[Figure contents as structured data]
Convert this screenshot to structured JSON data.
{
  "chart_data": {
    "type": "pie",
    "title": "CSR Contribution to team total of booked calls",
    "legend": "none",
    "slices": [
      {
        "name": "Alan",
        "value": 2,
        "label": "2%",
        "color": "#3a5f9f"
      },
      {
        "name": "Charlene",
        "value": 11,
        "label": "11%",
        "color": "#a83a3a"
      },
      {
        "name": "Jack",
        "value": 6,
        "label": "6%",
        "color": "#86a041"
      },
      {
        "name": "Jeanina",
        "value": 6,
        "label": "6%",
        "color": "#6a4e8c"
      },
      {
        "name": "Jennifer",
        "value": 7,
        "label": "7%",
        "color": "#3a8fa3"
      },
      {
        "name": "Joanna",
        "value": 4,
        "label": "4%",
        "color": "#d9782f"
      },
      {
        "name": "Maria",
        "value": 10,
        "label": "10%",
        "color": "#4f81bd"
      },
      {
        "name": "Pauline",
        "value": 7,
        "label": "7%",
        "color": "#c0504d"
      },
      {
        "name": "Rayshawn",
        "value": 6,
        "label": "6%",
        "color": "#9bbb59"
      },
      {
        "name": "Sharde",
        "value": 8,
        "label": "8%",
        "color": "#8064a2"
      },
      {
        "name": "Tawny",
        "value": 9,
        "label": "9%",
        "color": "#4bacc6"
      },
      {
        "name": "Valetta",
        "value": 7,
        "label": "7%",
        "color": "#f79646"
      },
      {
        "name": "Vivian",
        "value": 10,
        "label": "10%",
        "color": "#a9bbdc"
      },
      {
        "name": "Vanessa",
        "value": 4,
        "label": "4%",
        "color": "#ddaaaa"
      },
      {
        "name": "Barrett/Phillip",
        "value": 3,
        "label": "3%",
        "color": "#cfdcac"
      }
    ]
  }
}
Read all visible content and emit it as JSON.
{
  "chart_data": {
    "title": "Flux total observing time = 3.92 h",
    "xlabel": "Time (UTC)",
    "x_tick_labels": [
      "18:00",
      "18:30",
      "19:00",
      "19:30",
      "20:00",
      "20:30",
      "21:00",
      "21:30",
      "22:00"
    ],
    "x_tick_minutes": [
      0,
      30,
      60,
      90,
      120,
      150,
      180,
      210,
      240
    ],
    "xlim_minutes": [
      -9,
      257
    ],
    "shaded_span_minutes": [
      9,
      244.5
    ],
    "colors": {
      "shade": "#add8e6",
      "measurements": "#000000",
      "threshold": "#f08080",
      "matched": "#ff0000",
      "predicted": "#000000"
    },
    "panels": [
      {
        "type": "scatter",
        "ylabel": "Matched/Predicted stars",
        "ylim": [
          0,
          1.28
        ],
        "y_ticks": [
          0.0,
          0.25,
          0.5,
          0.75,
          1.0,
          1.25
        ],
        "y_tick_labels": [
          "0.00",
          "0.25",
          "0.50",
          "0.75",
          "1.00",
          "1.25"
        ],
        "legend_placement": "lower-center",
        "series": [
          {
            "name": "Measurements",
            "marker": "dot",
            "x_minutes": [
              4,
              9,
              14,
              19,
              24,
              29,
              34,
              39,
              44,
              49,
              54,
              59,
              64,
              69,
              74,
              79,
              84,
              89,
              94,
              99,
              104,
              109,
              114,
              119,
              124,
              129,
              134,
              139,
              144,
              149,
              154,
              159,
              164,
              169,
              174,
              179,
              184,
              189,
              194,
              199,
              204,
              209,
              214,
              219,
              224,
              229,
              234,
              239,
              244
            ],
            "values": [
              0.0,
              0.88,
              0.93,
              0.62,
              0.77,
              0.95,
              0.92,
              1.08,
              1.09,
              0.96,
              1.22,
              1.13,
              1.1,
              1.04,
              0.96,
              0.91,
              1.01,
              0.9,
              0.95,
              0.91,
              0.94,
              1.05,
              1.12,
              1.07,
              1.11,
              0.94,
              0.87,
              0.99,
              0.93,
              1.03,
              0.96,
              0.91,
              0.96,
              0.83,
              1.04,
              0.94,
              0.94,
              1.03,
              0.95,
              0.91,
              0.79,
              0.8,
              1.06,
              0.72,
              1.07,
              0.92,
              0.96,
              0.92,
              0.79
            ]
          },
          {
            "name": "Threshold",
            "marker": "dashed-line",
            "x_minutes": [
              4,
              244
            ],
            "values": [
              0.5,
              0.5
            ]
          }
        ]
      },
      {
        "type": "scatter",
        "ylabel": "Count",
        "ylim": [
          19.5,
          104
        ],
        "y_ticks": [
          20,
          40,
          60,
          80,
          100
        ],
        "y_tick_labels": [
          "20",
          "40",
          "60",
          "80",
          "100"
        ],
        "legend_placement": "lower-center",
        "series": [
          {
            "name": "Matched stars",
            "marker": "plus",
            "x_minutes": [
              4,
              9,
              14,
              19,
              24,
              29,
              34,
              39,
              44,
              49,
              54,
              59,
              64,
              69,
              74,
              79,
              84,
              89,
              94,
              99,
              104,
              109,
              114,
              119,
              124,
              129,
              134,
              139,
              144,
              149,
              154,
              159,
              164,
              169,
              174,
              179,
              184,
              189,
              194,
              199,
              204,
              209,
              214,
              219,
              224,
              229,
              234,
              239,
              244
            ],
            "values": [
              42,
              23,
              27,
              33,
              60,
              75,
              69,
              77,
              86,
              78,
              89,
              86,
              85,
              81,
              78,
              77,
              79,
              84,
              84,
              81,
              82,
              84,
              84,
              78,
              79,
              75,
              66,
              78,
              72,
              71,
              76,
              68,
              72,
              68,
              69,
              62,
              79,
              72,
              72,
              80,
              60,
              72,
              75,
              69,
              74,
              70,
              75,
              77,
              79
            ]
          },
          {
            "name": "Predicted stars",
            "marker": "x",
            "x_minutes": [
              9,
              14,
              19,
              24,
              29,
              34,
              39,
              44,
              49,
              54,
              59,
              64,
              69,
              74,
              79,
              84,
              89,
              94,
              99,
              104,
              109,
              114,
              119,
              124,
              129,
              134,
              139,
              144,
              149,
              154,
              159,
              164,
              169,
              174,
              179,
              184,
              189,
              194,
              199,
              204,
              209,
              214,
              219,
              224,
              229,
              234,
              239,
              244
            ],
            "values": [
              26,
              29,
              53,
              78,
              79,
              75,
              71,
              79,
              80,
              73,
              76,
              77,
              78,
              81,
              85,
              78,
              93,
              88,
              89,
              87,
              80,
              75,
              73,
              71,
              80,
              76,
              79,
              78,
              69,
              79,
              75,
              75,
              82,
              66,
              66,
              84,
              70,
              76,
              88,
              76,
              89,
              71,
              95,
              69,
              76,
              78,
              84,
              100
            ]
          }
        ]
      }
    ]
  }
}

Stated task. Look through the entries above for the word "stars". Copy every line where it shows up.

Solution.
        "ylabel": "Matched/Predicted stars",
            "name": "Matched stars",
            "name": "Predicted stars",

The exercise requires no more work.